### Directions for this task
Find all lines in the listing that include the word "ClassLoader", then copy them.

### Input rows
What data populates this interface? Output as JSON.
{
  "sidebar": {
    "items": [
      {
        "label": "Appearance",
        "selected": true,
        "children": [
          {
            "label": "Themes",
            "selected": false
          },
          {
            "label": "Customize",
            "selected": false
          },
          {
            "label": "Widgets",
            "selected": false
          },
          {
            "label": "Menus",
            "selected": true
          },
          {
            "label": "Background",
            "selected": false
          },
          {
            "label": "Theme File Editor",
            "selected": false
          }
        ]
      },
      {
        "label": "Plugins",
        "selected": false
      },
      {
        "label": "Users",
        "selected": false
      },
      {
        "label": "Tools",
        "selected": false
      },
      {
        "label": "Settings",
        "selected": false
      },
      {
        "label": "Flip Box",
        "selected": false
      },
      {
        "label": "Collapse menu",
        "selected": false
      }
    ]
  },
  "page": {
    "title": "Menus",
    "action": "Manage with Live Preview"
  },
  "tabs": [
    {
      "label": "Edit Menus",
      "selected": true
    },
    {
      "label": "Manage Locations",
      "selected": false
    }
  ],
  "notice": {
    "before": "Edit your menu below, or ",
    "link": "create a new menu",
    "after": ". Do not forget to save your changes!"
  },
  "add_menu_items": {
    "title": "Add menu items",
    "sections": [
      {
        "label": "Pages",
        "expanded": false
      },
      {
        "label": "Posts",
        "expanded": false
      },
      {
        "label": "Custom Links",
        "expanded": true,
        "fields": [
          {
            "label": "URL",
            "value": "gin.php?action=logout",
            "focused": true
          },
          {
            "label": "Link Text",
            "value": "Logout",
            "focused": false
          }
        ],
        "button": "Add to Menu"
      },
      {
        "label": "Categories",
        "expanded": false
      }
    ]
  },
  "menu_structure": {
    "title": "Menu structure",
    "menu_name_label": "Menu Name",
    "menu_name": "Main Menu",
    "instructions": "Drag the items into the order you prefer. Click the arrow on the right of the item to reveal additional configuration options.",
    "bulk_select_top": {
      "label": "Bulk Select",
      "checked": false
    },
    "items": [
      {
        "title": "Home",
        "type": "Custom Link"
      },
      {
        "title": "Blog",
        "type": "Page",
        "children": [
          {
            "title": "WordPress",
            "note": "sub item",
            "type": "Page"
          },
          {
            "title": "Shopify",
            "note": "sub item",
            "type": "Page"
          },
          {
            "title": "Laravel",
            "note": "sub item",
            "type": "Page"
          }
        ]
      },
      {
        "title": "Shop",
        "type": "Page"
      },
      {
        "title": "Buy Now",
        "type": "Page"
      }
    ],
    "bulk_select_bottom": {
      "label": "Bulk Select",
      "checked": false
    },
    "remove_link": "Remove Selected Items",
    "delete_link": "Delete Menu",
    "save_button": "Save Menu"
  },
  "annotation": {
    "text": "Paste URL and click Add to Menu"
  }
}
---
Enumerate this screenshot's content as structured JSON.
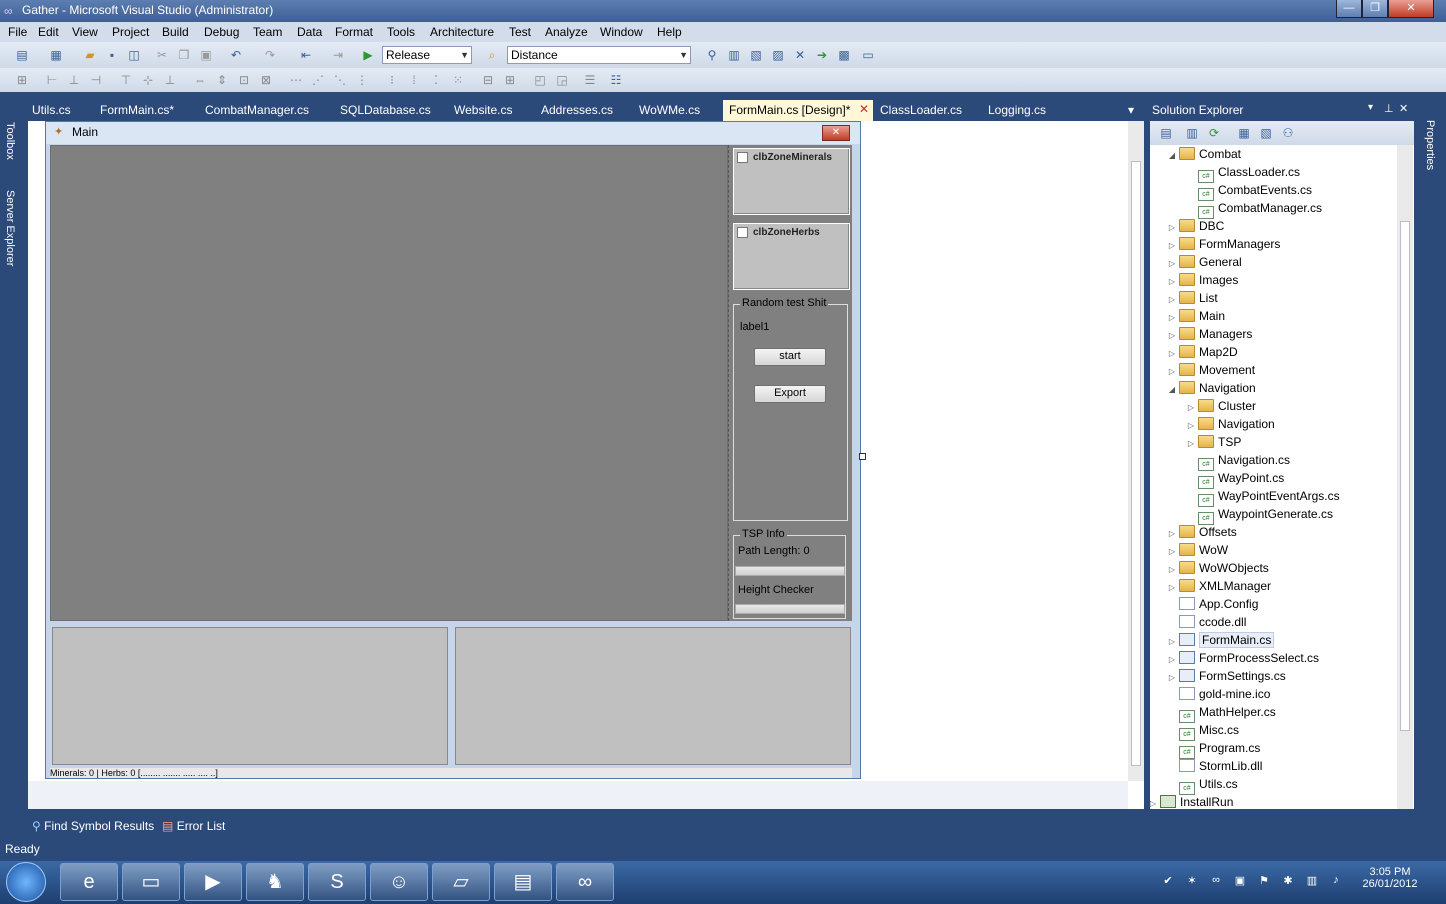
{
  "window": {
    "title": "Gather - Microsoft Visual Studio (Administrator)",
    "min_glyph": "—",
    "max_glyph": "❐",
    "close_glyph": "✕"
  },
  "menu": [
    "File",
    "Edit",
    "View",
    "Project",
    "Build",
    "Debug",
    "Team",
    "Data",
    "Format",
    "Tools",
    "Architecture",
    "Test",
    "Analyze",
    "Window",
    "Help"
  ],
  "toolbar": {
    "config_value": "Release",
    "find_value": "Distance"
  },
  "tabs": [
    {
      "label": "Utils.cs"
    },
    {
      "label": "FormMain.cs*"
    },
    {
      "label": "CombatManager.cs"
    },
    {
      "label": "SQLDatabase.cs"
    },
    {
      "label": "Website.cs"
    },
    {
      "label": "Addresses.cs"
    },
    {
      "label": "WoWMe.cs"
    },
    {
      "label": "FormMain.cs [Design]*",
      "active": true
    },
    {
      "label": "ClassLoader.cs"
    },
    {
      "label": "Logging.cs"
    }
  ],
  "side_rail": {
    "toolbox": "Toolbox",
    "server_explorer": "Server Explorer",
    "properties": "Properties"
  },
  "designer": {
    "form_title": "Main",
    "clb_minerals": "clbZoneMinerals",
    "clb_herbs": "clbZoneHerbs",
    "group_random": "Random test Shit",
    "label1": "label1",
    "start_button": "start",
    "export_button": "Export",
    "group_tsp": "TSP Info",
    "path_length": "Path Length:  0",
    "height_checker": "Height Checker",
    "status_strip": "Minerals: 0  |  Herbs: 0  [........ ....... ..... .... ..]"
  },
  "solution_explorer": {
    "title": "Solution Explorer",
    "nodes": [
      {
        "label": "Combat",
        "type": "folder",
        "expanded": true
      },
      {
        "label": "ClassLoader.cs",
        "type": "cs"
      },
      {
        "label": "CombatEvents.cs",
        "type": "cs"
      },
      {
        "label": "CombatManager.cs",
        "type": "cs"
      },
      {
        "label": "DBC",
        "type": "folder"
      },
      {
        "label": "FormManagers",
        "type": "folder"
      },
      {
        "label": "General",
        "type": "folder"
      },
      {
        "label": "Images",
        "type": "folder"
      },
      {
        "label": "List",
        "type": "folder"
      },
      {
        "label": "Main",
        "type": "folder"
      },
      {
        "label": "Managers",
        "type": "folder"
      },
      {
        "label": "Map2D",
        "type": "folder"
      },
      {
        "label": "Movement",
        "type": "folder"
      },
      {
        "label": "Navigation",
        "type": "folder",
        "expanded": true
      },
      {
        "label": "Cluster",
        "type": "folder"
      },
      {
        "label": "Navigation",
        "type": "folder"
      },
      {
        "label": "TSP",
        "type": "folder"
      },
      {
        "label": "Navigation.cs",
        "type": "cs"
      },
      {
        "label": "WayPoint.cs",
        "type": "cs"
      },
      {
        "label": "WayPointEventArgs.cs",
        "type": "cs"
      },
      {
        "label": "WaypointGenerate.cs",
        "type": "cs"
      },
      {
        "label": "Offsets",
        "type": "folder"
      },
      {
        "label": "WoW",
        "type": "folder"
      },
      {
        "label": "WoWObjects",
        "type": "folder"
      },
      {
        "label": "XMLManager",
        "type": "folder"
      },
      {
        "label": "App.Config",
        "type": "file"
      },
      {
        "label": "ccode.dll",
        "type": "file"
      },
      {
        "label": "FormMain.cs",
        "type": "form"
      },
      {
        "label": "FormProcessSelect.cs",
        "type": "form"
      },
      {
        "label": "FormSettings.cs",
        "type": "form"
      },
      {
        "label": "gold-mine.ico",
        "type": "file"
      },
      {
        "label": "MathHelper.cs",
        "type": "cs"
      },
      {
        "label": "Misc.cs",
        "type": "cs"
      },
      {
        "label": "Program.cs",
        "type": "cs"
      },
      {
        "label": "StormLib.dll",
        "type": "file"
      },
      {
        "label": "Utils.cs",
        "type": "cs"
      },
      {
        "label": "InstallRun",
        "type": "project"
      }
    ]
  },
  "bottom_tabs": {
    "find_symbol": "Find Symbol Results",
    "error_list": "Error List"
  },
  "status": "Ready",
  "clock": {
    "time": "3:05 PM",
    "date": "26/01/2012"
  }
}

### Result for this task
      "label": "ClassLoader.cs"
        "label": "ClassLoader.cs",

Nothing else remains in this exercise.